▸ Problem to work on:
Write out every line of the listing below word for word, without changing anything.

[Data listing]
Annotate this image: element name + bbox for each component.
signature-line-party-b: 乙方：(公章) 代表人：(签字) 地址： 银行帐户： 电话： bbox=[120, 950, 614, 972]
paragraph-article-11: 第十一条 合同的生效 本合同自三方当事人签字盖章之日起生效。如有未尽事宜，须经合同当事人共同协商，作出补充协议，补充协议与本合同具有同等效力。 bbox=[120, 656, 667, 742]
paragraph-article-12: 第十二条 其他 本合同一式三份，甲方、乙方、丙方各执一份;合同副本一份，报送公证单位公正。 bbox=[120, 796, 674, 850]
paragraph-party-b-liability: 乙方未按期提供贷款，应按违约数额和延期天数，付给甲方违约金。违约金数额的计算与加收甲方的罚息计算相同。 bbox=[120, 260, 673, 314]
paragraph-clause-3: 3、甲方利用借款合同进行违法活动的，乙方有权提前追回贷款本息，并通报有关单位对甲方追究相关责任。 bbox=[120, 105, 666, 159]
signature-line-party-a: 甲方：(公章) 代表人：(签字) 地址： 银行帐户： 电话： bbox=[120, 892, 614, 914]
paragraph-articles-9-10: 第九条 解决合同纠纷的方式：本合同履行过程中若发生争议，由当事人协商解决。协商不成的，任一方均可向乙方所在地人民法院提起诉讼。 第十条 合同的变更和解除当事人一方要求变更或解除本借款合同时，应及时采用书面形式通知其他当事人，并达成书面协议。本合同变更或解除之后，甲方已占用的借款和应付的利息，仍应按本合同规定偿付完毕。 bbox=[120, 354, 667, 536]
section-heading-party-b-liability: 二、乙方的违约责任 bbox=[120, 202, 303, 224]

▸ Written response:
Annotate this image: element name + bbox for each component.
signature-line-party-b: 乙方：(公章) 代表人：(签字) 地址： 银行帐户： 电话： bbox=[120, 950, 614, 972]
paragraph-article-11: 第十一条 合同的生效 本合同自三方当事人签字盖章之日起生效。如有未尽事宜，须经合同当事人共同协商，作出补充协议，补充协议与本合同具有同等效力。 bbox=[120, 656, 667, 742]
paragraph-article-12: 第十二条 其他 本合同一式三份，甲方、乙方、丙方各执一份;合同副本一份，报送公证单位公正。 bbox=[120, 796, 674, 850]
paragraph-party-b-liability: 乙方未按期提供贷款，应按违约数额和延期天数，付给甲方违约金。违约金数额的计算与加收甲方的罚息计算相同。 bbox=[120, 260, 673, 314]
paragraph-clause-3: 3、甲方利用借款合同进行违法活动的，乙方有权提前追回贷款本息，并通报有关单位对甲方追究相关责任。 bbox=[120, 105, 666, 159]
signature-line-party-a: 甲方：(公章) 代表人：(签字) 地址： 银行帐户： 电话： bbox=[120, 892, 614, 914]
paragraph-articles-9-10: 第九条 解决合同纠纷的方式：本合同履行过程中若发生争议，由当事人协商解决。协商不成的，任一方均可向乙方所在地人民法院提起诉讼。 第十条 合同的变更和解除当事人一方要求变更或解除本借款合同时，应及时采用书面形式通知其他当事人，并达成书面协议。本合同变更或解除之后，甲方已占用的借款和应付的利息，仍应按本合同规定偿付完毕。 bbox=[120, 354, 667, 536]
section-heading-party-b-liability: 二、乙方的违约责任 bbox=[120, 202, 303, 224]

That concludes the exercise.